==== Records for processing
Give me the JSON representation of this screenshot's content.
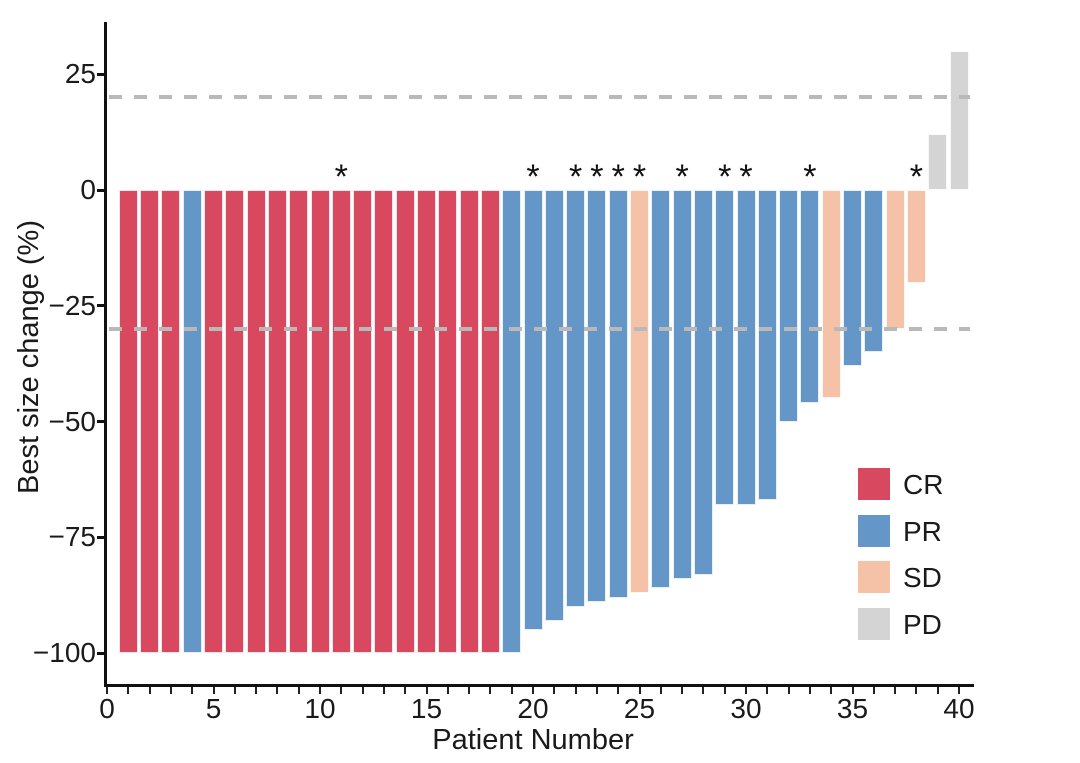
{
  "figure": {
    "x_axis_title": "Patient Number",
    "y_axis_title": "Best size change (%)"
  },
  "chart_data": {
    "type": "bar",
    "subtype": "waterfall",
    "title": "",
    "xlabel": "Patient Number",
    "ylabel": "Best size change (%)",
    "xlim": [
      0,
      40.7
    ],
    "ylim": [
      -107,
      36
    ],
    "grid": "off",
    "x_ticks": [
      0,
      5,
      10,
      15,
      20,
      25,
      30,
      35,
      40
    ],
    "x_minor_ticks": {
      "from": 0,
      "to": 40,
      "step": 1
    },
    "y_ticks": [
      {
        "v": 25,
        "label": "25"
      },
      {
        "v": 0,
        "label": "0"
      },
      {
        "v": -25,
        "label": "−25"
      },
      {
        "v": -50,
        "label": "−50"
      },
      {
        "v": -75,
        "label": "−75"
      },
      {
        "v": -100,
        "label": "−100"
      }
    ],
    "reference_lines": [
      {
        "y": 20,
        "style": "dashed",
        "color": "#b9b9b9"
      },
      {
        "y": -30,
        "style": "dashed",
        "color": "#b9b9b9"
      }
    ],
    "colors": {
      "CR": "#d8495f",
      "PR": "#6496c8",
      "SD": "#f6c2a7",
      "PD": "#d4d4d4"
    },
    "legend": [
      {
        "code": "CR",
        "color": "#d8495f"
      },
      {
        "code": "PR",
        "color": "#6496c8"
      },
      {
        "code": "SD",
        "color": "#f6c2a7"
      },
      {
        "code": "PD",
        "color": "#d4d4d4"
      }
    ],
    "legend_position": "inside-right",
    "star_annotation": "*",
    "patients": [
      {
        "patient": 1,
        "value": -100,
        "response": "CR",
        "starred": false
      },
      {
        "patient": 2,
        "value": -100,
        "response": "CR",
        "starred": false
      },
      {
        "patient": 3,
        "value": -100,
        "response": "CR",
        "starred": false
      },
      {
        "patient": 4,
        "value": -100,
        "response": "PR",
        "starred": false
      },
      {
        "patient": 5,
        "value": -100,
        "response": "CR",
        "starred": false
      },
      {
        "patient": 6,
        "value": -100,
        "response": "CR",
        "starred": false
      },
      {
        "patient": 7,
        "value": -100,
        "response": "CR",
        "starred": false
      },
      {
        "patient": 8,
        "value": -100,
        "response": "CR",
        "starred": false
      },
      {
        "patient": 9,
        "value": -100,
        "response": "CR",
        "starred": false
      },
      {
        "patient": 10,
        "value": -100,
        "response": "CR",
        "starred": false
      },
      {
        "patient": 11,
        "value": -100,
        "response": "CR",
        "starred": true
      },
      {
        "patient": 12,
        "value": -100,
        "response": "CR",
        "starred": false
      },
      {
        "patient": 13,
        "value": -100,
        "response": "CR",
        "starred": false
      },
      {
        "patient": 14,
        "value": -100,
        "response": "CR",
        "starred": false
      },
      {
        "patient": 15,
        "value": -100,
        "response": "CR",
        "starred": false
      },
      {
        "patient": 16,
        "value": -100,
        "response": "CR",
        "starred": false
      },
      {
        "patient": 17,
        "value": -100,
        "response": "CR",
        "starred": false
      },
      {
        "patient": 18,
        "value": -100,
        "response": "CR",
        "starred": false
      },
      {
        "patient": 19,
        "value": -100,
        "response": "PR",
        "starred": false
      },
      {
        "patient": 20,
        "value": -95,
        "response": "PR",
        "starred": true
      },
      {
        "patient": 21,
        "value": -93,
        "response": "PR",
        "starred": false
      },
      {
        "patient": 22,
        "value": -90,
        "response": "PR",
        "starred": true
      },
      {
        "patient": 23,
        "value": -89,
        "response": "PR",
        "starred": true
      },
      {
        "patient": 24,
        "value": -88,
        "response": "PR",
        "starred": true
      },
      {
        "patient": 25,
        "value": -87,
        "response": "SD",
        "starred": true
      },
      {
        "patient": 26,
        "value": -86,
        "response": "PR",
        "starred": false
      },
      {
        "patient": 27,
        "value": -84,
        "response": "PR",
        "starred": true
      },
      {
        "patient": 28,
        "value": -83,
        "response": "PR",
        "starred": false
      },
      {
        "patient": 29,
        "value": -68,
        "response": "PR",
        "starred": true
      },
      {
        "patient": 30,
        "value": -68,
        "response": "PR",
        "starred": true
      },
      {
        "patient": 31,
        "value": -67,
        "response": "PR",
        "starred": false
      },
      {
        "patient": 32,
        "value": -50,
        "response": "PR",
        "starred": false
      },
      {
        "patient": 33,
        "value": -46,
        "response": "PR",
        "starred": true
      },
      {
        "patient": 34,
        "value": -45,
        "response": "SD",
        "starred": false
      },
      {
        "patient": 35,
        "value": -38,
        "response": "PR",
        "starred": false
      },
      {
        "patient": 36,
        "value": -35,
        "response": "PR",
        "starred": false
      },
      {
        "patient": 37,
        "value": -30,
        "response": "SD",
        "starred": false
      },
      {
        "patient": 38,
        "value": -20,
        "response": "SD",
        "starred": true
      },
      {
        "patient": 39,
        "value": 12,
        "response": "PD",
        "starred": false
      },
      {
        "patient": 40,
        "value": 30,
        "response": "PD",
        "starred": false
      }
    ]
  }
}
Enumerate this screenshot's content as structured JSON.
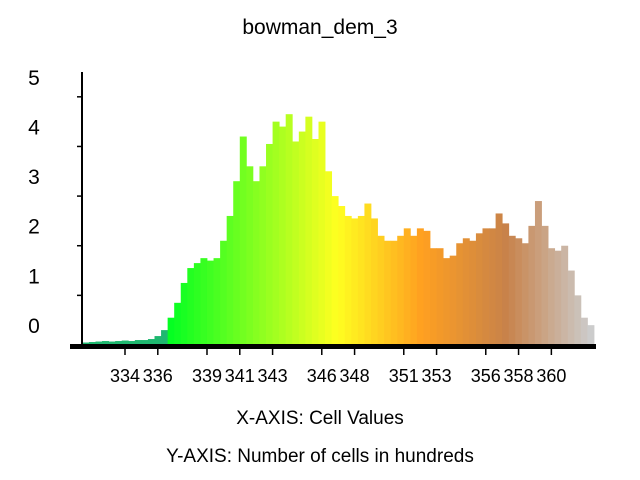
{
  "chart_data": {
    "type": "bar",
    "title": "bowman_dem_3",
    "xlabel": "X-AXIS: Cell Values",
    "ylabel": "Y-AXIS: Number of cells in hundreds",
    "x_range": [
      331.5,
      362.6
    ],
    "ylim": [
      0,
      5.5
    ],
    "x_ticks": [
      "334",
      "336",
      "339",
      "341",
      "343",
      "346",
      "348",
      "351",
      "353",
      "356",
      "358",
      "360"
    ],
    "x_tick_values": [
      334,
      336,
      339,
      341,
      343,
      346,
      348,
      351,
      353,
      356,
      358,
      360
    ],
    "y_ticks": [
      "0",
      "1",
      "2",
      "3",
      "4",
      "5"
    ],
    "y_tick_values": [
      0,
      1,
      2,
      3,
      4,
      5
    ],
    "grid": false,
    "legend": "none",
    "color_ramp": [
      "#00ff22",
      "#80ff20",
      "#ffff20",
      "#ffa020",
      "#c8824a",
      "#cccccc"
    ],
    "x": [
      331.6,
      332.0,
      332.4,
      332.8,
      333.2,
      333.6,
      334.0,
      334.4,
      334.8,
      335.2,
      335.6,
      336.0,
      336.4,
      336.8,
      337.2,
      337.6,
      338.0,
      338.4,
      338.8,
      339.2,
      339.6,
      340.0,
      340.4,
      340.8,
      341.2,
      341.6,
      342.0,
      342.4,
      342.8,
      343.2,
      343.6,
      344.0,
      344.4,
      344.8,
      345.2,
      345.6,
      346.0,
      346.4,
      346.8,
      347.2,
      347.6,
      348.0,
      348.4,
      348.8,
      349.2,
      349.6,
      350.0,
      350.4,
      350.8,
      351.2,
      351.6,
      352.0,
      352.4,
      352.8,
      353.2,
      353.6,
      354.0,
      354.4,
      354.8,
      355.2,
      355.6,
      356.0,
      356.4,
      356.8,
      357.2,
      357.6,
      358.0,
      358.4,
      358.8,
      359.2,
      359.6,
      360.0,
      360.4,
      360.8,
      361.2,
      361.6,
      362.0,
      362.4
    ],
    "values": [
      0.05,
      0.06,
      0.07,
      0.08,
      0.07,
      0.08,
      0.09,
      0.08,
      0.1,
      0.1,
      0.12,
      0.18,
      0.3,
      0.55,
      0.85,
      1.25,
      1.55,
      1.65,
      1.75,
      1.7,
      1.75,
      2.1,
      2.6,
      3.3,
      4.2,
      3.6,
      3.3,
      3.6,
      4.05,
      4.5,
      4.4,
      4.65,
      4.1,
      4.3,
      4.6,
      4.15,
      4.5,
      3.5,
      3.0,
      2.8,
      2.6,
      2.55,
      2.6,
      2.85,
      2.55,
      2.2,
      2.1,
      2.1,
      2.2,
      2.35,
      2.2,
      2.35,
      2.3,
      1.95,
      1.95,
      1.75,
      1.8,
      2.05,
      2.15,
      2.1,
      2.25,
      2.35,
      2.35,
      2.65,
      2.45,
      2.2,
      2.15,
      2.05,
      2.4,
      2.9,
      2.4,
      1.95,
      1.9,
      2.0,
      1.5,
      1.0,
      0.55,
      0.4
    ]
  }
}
========
**What the exercise asks**
For the word "ylabel", show every line of the entries that holds it.

**Answer to the exercise**
    "ylabel": "Best size change (%)",
    "ylabel": "Y-AXIS: Number of cells in hundreds",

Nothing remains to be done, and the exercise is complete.